# start of DATASET EXCERPTS

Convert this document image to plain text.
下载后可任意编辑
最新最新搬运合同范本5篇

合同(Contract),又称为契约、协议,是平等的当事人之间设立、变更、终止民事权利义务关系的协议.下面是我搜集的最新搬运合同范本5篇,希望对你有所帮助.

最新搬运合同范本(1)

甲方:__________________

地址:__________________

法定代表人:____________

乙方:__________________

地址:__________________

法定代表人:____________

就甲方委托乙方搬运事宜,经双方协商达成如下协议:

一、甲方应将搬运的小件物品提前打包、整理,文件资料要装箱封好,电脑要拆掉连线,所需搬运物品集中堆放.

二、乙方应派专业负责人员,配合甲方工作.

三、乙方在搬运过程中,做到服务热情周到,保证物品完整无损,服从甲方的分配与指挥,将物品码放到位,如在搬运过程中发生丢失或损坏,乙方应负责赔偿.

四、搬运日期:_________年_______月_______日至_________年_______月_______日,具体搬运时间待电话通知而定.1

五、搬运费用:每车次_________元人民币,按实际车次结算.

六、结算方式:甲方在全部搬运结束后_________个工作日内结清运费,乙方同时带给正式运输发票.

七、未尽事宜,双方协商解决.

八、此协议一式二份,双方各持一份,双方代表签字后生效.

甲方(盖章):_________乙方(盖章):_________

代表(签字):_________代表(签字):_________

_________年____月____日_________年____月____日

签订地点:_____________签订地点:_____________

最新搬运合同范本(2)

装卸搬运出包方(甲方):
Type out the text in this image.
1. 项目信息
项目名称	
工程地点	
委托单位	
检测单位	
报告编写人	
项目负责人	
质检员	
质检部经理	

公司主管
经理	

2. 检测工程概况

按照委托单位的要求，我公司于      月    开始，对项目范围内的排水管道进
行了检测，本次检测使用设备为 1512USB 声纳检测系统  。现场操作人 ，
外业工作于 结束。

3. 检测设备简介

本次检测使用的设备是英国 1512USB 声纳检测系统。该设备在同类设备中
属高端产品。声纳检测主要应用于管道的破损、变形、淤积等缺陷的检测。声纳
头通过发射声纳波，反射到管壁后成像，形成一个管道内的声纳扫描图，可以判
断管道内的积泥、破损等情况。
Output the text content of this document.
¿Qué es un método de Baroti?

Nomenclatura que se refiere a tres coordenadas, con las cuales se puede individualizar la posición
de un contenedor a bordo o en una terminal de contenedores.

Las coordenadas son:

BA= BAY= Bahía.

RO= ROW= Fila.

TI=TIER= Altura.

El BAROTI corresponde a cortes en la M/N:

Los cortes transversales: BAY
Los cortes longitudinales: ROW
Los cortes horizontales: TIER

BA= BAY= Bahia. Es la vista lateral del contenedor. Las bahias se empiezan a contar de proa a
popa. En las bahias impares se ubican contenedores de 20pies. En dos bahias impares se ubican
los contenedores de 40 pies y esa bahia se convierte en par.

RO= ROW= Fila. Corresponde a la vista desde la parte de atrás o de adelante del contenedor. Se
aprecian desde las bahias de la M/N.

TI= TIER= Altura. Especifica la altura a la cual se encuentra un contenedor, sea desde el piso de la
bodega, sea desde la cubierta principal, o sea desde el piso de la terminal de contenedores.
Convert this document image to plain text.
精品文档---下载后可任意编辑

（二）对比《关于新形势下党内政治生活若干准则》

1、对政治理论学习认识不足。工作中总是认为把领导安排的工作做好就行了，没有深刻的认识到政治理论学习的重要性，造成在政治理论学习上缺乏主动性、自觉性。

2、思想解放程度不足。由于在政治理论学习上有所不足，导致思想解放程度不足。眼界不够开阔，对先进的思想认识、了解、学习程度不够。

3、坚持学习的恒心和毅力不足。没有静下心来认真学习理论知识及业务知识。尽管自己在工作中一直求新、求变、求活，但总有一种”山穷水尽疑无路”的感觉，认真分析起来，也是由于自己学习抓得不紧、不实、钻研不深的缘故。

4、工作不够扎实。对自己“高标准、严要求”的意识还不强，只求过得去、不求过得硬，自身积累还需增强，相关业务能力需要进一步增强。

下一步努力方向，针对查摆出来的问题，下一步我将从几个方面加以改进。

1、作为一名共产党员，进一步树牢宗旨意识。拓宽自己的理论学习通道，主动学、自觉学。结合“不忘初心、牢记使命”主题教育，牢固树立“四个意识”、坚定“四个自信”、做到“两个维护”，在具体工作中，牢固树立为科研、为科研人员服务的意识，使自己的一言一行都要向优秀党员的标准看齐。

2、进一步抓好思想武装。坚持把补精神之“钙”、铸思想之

# end of DATASET EXCERPTS

▶ **WHAT IS BEING ASKED**
Pull out and copy each line containing the string "TIER".

▶ **COMPLETE RESPONSE**
TI=TIER= Altura.
Los cortes horizontales: TIER
TI= TIER= Altura. Especifica la altura a la cual se encuentra un contenedor, sea desde el piso de la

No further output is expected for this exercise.